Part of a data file
○ ○ ○ ○
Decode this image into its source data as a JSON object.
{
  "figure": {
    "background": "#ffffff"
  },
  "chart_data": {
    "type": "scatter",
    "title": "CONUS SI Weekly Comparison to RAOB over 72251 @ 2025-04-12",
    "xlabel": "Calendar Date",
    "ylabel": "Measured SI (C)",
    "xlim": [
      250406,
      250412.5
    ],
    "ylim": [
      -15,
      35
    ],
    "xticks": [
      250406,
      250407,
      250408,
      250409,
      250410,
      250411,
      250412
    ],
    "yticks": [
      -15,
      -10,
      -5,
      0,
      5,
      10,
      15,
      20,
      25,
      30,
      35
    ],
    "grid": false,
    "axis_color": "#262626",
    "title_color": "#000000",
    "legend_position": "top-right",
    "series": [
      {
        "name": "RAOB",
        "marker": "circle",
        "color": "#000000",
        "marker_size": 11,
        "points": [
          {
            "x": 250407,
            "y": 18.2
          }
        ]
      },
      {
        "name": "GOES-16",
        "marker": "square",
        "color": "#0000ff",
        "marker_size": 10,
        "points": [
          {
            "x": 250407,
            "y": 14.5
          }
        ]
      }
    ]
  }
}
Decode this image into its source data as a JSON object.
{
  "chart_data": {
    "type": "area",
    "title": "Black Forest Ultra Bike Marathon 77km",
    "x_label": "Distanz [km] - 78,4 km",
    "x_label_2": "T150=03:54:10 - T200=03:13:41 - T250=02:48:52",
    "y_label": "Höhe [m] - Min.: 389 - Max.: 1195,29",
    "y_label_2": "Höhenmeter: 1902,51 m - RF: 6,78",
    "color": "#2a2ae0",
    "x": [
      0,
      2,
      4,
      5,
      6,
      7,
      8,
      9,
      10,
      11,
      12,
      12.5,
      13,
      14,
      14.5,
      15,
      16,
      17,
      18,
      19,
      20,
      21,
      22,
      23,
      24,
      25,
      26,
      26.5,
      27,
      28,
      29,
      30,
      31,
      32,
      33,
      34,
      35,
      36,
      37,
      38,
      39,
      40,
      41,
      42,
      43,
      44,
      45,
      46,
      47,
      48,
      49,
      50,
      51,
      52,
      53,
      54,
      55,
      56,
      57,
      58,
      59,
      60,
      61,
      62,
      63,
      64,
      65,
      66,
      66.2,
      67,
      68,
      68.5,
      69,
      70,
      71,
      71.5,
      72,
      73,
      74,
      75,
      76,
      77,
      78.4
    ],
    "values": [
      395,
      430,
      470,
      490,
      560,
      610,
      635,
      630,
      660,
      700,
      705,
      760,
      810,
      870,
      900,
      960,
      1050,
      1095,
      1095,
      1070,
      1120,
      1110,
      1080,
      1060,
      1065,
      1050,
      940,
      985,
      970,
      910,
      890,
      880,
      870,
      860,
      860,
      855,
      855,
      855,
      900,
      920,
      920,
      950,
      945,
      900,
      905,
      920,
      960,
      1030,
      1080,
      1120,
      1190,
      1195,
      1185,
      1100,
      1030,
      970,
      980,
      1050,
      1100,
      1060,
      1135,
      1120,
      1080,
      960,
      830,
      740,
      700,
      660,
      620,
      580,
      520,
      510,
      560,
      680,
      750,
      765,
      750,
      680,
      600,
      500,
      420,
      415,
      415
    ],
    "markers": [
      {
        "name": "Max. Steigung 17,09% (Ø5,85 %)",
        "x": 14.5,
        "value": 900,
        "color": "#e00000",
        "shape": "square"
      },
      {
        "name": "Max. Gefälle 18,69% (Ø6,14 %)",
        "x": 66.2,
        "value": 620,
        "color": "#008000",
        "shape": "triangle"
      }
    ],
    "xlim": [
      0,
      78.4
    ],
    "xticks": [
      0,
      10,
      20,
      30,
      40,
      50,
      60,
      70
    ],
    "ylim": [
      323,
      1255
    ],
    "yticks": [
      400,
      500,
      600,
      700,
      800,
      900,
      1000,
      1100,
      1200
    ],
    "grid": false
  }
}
○ ○ ○ ○
SHORT EXERCISE
Copy out every line of the listing that includes the string "RAOB".

WORKED ANSWER
    "title": "CONUS SI Weekly Comparison to RAOB over 72251 @ 2025-04-12",
        "name": "RAOB",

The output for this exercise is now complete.